ITEMS:
◆ ◆ ◆

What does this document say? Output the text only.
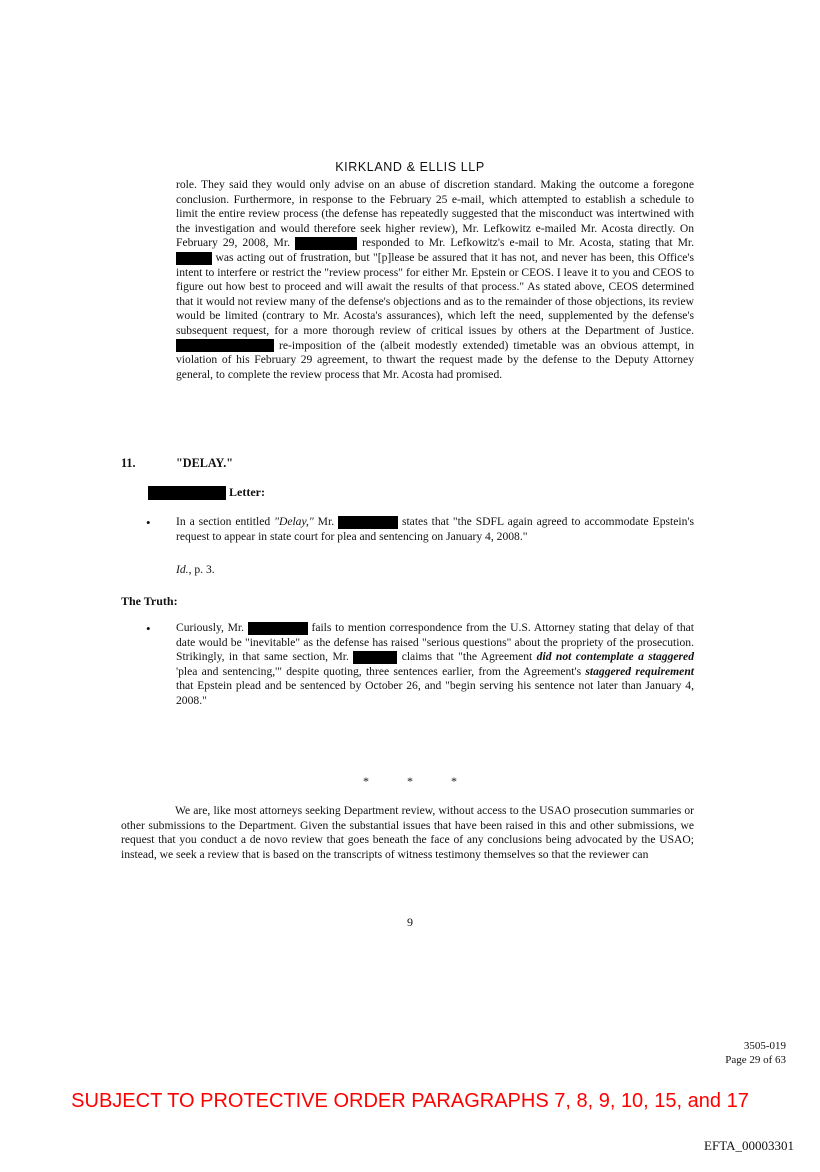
KIRKLAND & ELLIS LLP

role. They said they would only advise on an abuse of discretion standard. Making the outcome a foregone conclusion. Furthermore, in response to the February 25 e-mail, which attempted to establish a schedule to limit the entire review process (the defense has repeatedly suggested that the misconduct was intertwined with the investigation and would therefore seek higher review), Mr. Lefkowitz e-mailed Mr. Acosta directly. On February 29, 2008, Mr.	responded to Mr. Lefkowitz's e-mail to Mr. Acosta, stating that Mr.  was acting out of frustration, but "[p]lease be assured that it has not, and never has been, this Office's intent to interfere or restrict the "review process" for either Mr. Epstein or CEOS. I leave it to you and CEOS to figure out how best to proceed and will await the results of that process." As stated above, CEOS determined that it would not review many of the defense's objections and as to the remainder of those objections, its review would be limited (contrary to Mr. Acosta's assurances), which left the need, supplemented by the defense's subsequent request, for a more thorough review of critical issues by others at the Department of Justice.  re-imposition of the (albeit modestly extended) timetable was an obvious attempt, in violation of his February 29 agreement, to thwart the request made by the defense to the Deputy Attorney general, to complete the review process that Mr. Acosta had promised.

11.	"DELAY."
Letter:
• In a section entitled "Delay," Mr.	states that "the SDFL again agreed to accommodate Epstein's request to appear in state court for plea and sentencing on January 4, 2008."
Id., p. 3.
The Truth:
• Curiously, Mr.	fails to mention correspondence from the U.S. Attorney stating that delay of that date would be "inevitable" as the defense has raised "serious questions" about the propriety of the prosecution. Strikingly, in that same section, Mr.	claims that "the Agreement did not contemplate a staggered 'plea and sentencing,'" despite quoting, three sentences earlier, from the Agreement's staggered requirement that Epstein plead and be sentenced by October 26, and "begin serving his sentence not later than January 4, 2008."
*	*	*

We are, like most attorneys seeking Department review, without access to the USAO prosecution summaries or other submissions to the Department. Given the substantial issues that have been raised in this and other submissions, we request that you conduct a de novo review that goes beneath the face of any conclusions being advocated by the USAO; instead, we seek a review that is based on the transcripts of witness testimony themselves so that the reviewer can

9
3505-019
Page 29 of 63
SUBJECT TO PROTECTIVE ORDER PARAGRAPHS 7, 8, 9, 10, 15, and 17
EFTA_00003301
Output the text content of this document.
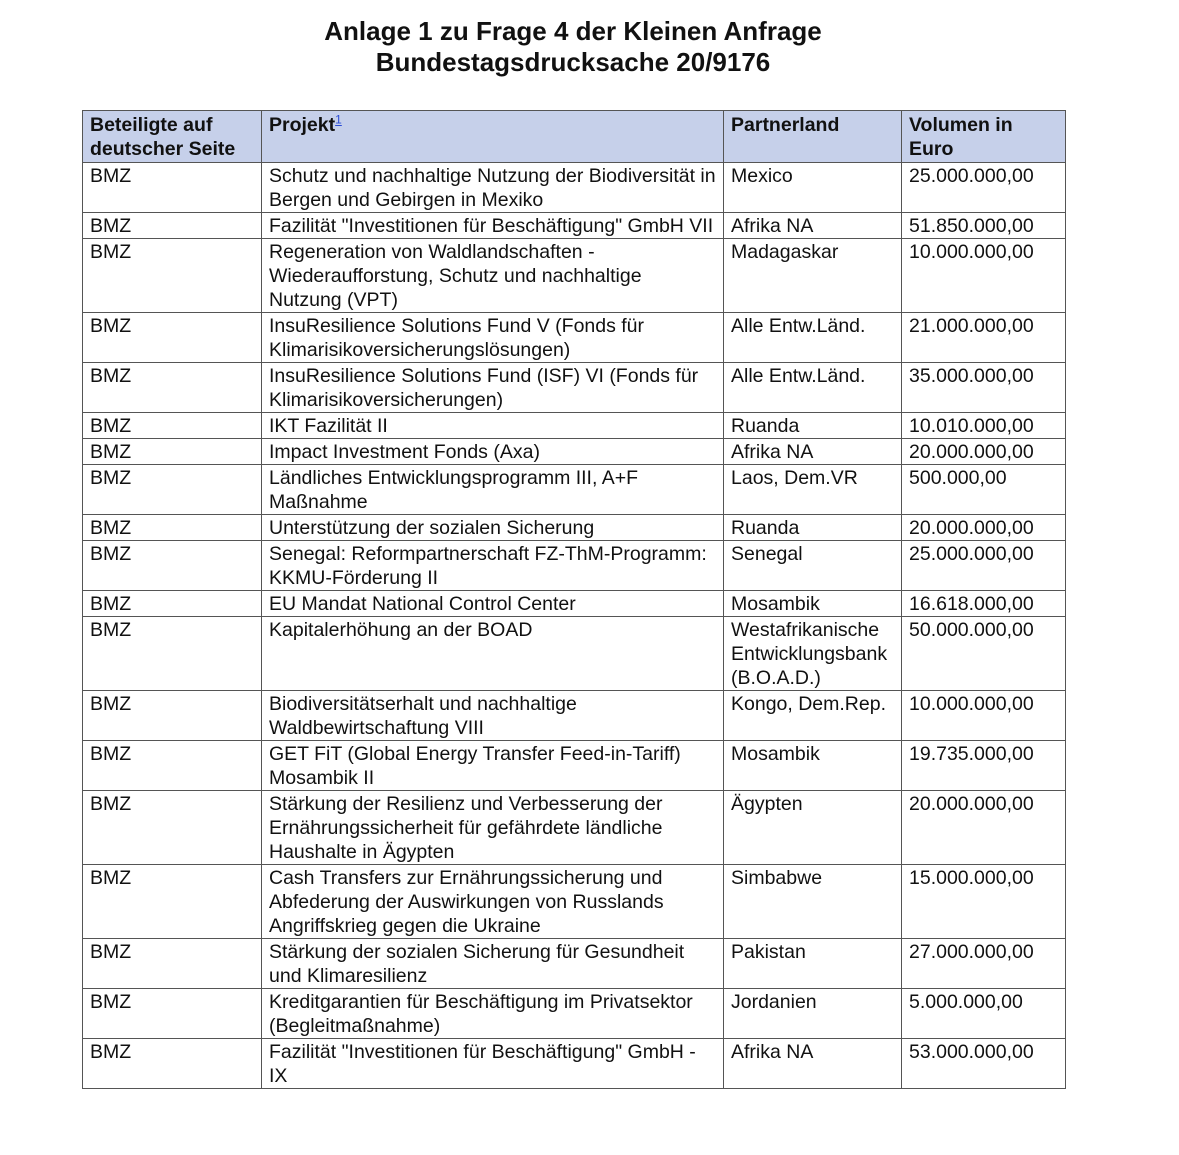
Anlage 1 zu Frage 4 der Kleinen Anfrage
Bundestagsdrucksache 20/9176
Beteiligte auf deutscher Seite	Projekt$^1$	Partnerland	Volumen in Euro
BMZ	Schutz und nachhaltige Nutzung der Biodiversität in Bergen und Gebirgen in Mexiko	Mexico	25.000.000,00
BMZ	Fazilität "Investitionen für Beschäftigung" GmbH VII	Afrika NA	51.850.000,00
BMZ	Regeneration von Waldlandschaften - Wiederaufforstung, Schutz und nachhaltige Nutzung (VPT)	Madagaskar	10.000.000,00
BMZ	InsuResilience Solutions Fund V (Fonds für Klimarisikoversicherungslösungen)	Alle Entw.Länd.	21.000.000,00
BMZ	InsuResilience Solutions Fund (ISF) VI (Fonds für Klimarisikoversicherungen)	Alle Entw.Länd.	35.000.000,00
BMZ	IKT Fazilität II	Ruanda	10.010.000,00
BMZ	Impact Investment Fonds (Axa)	Afrika NA	20.000.000,00
BMZ	Ländliches Entwicklungsprogramm III, A+F Maßnahme	Laos, Dem.VR	500.000,00
BMZ	Unterstützung der sozialen Sicherung	Ruanda	20.000.000,00
BMZ	Senegal: Reformpartnerschaft FZ-ThM-Programm: KKMU-Förderung II	Senegal	25.000.000,00
BMZ	EU Mandat National Control Center	Mosambik	16.618.000,00
BMZ	Kapitalerhöhung an der BOAD	Westafrikanische Entwicklungsbank (B.O.A.D.)	50.000.000,00
BMZ	Biodiversitätserhalt und nachhaltige Waldbewirtschaftung VIII	Kongo, Dem.Rep.	10.000.000,00
BMZ	GET FiT (Global Energy Transfer Feed-in-Tariff) Mosambik II	Mosambik	19.735.000,00
BMZ	Stärkung der Resilienz und Verbesserung der Ernährungssicherheit für gefährdete ländliche Haushalte in Ägypten	Ägypten	20.000.000,00
BMZ	Cash Transfers zur Ernährungssicherung und Abfederung der Auswirkungen von Russlands Angriffskrieg gegen die Ukraine	Simbabwe	15.000.000,00
BMZ	Stärkung der sozialen Sicherung für Gesundheit und Klimaresilienz	Pakistan	27.000.000,00
BMZ	Kreditgarantien für Beschäftigung im Privatsektor (Begleitmaßnahme)	Jordanien	5.000.000,00
BMZ	Fazilität "Investitionen für Beschäftigung" GmbH - IX	Afrika NA	53.000.000,00
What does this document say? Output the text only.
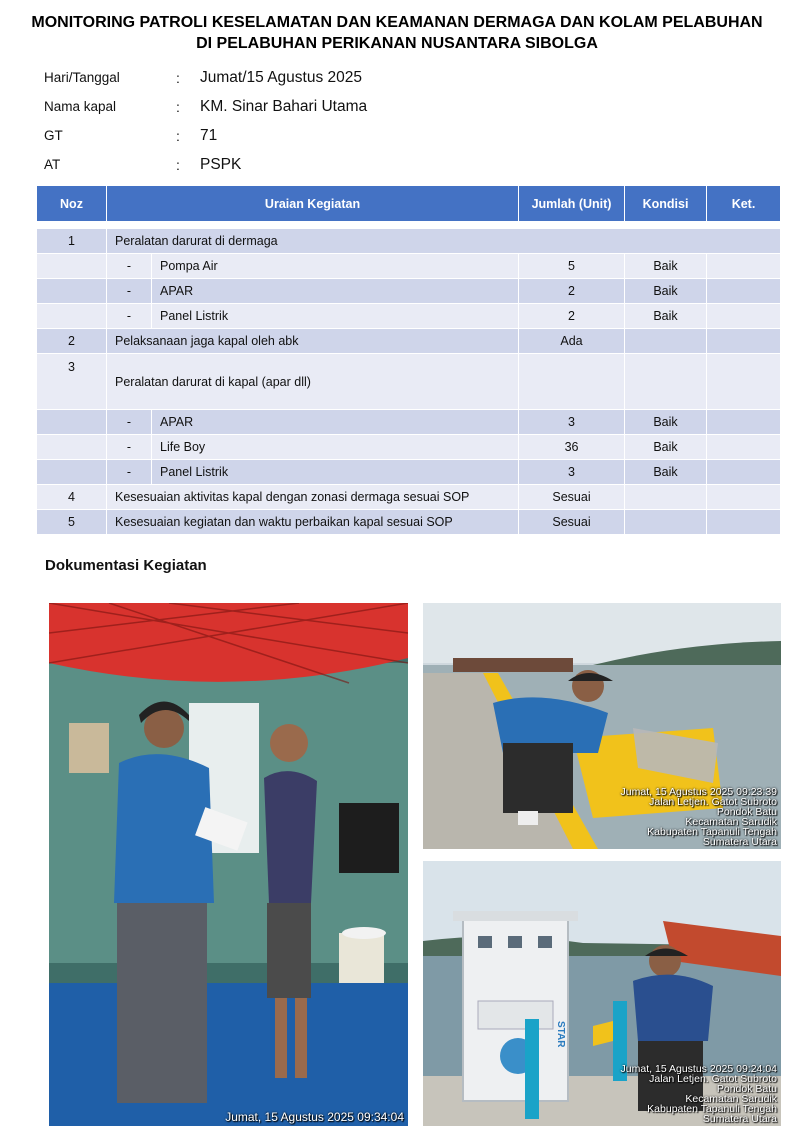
MONITORING PATROLI KESELAMATAN DAN KEAMANAN DERMAGA DAN KOLAM PELABUHAN
DI PELABUHAN PERIKANAN NUSANTARA SIBOLGA
Hari/Tanggal	: Jumat/15 Agustus 2025
Nama kapal	: KM. Sinar Bahari Utama
GT	: 71
AT	: PSPK
Noz	Uraian Kegiatan		Jumlah (Unit)	Kondisi	Ket.

1	Peralatan darurat di dermaga				
	-	Pompa Air	5	Baik	
	-	APAR	2	Baik	
	-	Panel Listrik	2	Baik	
2	Pelaksanaan jaga kapal oleh abk		Ada		
3	Peralatan darurat di kapal (apar dll)				
	-	APAR	3	Baik	
	-	Life Boy	36	Baik	
	-	Panel Listrik	3	Baik	
4	Kesesuaian aktivitas kapal dengan zonasi dermaga sesuai SOP		Sesuai		
5	Kesesuaian kegiatan dan waktu perbaikan kapal sesuai SOP		Sesuai		
Dokumentasi Kegiatan
Jumat, 15 Agustus 2025 09:34:04
Jumat, 15 Agustus 2025 09:23:39
Jalan Letjen. Gatot Subroto
Pondok Batu
Kecamatan Sarudik
Kabupaten Tapanuli Tengah
Sumatera Utara
STAR
Jumat, 15 Agustus 2025 09:24:04
Jalan Letjen. Gatot Subroto
Pondok Batu
Kecamatan Sarudik
Kabupaten Tapanuli Tengah
Sumatera Utara
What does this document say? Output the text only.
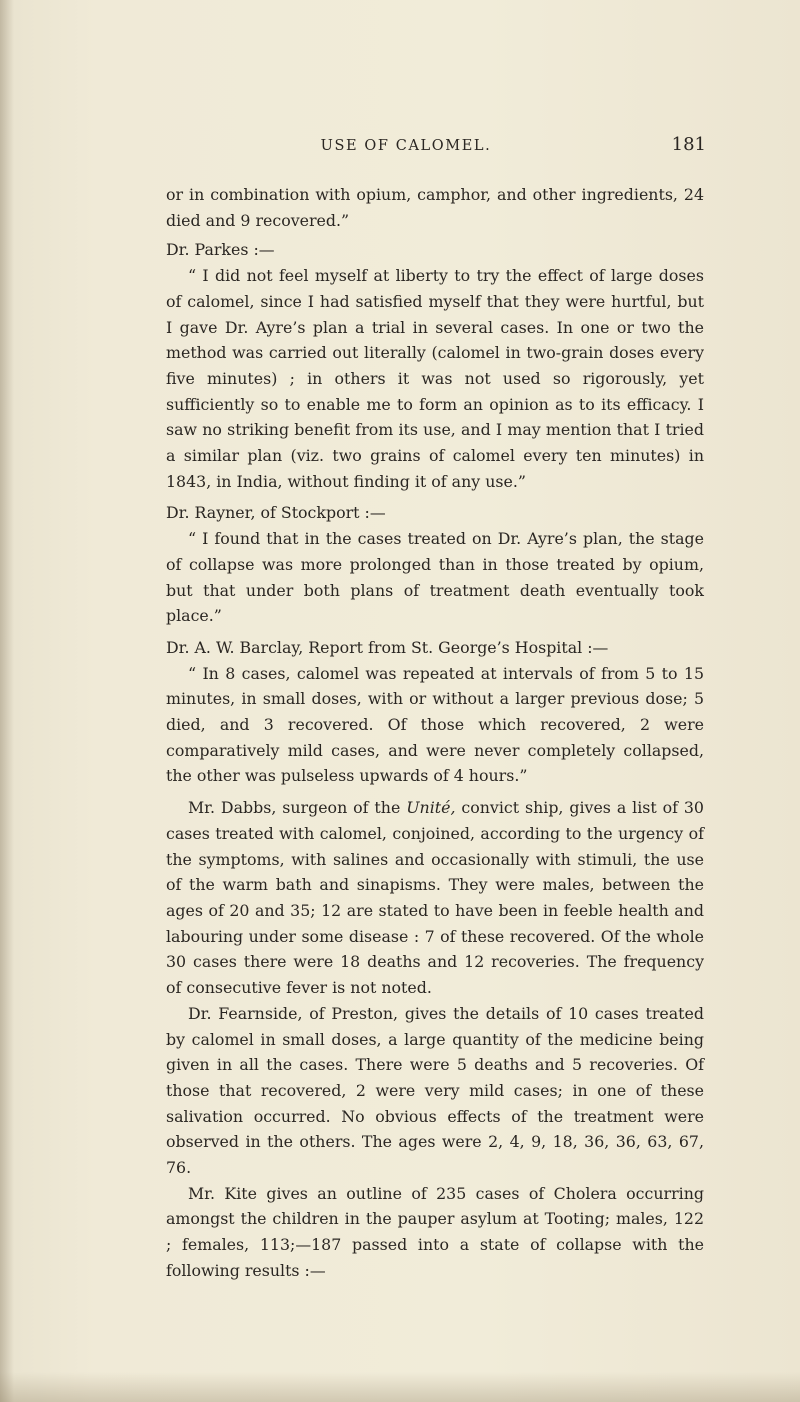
USE OF CALOMEL.	181

or in combination with opium, camphor, and other ingredients, 24 died and 9 recovered.”

Dr. Parkes :—

“ I did not feel myself at liberty to try the effect of large doses of calomel, since I had satisfied myself that they were hurtful, but I gave Dr. Ayre’s plan a trial in several cases. In one or two the method was carried out literally (calomel in two-grain doses every five minutes) ; in others it was not used so rigorously, yet sufficiently so to enable me to form an opinion as to its efficacy. I saw no striking benefit from its use, and I may mention that I tried a similar plan (viz. two grains of calomel every ten minutes) in 1843, in India, without finding it of any use.”

Dr. Rayner, of Stockport :—

“ I found that in the cases treated on Dr. Ayre’s plan, the stage of collapse was more prolonged than in those treated by opium, but that under both plans of treatment death eventually took place.”

Dr. A. W. Barclay, Report from St. George’s Hospital :—

“ In 8 cases, calomel was repeated at intervals of from 5 to 15 minutes, in small doses, with or without a larger previous dose; 5 died, and 3 recovered. Of those which recovered, 2 were comparatively mild cases, and were never completely collapsed, the other was pulseless upwards of 4 hours.”

Mr. Dabbs, surgeon of the Unité, convict ship, gives a list of 30 cases treated with calomel, conjoined, according to the urgency of the symptoms, with salines and occasionally with stimuli, the use of the warm bath and sinapisms. They were males, between the ages of 20 and 35; 12 are stated to have been in feeble health and labouring under some disease : 7 of these recovered. Of the whole 30 cases there were 18 deaths and 12 recoveries. The frequency of consecutive fever is not noted.

Dr. Fearnside, of Preston, gives the details of 10 cases treated by calomel in small doses, a large quantity of the medicine being given in all the cases. There were 5 deaths and 5 recoveries. Of those that recovered, 2 were very mild cases; in one of these salivation occurred. No obvious effects of the treatment were observed in the others. The ages were 2, 4, 9, 18, 36, 36, 63, 67, 76.

Mr. Kite gives an outline of 235 cases of Cholera occurring amongst the children in the pauper asylum at Tooting; males, 122 ; females, 113;—187 passed into a state of collapse with the following results :—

◆ ◆ ◆

GOAL: In the records above, locate every line with the string "sesuai" and copy it.

SOLUTION TO THE EXERCISE:
4	Kesesuaian aktivitas kapal dengan zonasi dermaga sesuai SOP		Sesuai		
5	Kesesuaian kegiatan dan waktu perbaikan kapal sesuai SOP		Sesuai		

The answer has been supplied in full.